[Chart and figure data]
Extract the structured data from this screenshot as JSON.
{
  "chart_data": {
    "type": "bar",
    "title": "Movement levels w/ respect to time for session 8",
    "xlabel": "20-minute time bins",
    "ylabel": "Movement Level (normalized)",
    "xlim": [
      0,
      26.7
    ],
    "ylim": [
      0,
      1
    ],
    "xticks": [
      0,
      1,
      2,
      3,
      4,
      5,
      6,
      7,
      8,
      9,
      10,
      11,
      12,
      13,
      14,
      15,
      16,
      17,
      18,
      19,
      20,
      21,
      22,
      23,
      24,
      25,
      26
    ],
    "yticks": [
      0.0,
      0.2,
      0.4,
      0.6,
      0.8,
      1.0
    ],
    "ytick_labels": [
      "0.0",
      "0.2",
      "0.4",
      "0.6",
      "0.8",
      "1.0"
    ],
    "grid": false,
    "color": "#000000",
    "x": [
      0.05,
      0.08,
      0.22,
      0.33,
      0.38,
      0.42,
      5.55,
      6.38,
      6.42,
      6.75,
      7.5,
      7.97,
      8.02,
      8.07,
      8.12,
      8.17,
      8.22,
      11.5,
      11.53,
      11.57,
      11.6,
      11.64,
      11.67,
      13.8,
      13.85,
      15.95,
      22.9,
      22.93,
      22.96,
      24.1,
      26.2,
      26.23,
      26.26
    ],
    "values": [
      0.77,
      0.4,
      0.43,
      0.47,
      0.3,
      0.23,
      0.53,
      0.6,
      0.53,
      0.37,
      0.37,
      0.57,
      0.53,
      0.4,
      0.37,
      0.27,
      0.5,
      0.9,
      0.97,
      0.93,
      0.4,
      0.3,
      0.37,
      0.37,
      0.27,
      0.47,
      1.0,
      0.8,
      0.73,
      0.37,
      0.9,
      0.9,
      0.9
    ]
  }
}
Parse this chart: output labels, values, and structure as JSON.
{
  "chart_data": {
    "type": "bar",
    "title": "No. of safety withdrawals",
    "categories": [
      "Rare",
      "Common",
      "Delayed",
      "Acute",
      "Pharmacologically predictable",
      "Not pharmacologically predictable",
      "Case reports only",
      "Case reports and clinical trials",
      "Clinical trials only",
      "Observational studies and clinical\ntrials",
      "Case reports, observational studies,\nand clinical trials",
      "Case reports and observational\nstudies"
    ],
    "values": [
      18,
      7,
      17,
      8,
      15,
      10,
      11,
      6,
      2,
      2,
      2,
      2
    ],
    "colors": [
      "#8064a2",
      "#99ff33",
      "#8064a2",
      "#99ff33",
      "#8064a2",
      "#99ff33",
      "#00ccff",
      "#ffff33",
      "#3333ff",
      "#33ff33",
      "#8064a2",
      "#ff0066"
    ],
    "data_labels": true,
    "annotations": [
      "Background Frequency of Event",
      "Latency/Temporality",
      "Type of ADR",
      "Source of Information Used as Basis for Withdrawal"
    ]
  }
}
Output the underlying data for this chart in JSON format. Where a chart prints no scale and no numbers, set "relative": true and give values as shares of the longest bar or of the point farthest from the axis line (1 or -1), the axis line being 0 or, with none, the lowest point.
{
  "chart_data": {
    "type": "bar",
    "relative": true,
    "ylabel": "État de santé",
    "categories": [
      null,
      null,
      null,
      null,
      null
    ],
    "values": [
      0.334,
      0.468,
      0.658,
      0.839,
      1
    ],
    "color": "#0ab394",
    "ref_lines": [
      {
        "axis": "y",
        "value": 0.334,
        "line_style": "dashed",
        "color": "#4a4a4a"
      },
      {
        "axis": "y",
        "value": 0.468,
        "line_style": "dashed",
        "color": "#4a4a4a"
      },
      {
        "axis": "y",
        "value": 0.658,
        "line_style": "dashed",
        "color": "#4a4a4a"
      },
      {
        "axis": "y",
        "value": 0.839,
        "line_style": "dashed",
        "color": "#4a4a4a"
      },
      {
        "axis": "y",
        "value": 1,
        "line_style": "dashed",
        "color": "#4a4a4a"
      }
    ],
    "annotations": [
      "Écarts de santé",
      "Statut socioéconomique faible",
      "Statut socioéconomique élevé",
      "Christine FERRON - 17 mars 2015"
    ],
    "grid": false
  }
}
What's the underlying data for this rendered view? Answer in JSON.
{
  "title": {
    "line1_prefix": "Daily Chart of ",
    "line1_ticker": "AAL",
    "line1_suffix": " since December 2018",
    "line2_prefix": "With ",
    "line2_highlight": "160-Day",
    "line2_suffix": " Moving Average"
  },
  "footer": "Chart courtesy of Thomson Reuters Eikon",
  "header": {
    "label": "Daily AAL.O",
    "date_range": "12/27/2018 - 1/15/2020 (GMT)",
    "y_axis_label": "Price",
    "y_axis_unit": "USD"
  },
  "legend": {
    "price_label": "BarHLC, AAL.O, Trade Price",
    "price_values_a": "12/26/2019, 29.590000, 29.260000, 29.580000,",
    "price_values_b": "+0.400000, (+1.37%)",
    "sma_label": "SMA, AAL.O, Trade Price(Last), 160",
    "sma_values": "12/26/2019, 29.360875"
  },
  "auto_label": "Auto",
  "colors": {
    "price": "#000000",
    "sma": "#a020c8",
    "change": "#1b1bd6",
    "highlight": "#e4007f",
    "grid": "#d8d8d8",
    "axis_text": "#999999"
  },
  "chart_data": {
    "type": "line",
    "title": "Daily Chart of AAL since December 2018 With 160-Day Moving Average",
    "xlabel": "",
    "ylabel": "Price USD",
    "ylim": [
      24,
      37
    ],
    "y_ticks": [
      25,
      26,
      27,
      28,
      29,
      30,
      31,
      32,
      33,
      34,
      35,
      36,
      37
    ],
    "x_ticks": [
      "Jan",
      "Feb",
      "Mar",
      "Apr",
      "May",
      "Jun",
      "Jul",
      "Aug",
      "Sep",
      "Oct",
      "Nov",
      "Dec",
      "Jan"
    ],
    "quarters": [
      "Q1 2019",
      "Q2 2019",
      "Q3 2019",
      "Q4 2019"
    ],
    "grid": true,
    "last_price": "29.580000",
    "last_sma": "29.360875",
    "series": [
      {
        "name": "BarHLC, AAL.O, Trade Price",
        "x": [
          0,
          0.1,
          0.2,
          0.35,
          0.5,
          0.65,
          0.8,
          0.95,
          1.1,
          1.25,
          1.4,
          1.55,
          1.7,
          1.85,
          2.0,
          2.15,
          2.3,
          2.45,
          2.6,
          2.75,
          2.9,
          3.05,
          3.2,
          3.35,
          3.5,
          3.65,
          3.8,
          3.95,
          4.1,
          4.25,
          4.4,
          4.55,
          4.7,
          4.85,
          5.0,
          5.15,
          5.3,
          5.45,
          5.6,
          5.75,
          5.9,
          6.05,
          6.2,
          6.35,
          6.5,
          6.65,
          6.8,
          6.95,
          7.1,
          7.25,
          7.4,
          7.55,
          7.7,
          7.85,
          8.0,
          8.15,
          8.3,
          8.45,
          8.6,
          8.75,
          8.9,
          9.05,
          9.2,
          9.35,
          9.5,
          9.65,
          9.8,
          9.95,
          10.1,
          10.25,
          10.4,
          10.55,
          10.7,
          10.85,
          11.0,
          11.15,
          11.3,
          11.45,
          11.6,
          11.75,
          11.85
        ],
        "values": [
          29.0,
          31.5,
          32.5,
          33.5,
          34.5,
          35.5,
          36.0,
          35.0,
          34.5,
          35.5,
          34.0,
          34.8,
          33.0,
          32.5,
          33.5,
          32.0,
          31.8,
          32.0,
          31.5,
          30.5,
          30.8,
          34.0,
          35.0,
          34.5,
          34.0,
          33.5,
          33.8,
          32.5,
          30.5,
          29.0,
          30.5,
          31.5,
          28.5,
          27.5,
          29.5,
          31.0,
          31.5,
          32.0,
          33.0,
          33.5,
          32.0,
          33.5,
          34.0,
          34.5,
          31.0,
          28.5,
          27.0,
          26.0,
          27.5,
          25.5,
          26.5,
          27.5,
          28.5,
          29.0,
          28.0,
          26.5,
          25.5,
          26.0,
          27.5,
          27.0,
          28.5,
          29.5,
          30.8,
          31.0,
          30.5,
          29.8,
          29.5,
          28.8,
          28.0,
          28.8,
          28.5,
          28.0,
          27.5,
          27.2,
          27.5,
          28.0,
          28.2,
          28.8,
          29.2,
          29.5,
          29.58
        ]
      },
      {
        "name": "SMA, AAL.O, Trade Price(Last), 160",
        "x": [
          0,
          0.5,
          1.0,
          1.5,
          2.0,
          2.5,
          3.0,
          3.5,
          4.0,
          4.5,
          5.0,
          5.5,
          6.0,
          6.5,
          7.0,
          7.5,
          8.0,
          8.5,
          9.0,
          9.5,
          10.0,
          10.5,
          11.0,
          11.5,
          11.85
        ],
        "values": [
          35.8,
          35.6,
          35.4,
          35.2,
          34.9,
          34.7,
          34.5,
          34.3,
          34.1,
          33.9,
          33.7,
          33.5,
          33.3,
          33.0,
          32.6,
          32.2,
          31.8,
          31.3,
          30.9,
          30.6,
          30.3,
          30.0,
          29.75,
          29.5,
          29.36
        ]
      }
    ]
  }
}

### [TASK TO COMPLETE]
Within the data above, pick out all lines holding the word "underlying".

### [THE SOLUTION]
Output the underlying data for this chart in JSON format. Where a chart prints no scale and no numbers, set "relative": true and give values as shares of the longest bar or of the point farthest from the axis line (1 or -1), the axis line being 0 or, with none, the lowest point.
What's the underlying data for this rendered view? Answer in JSON.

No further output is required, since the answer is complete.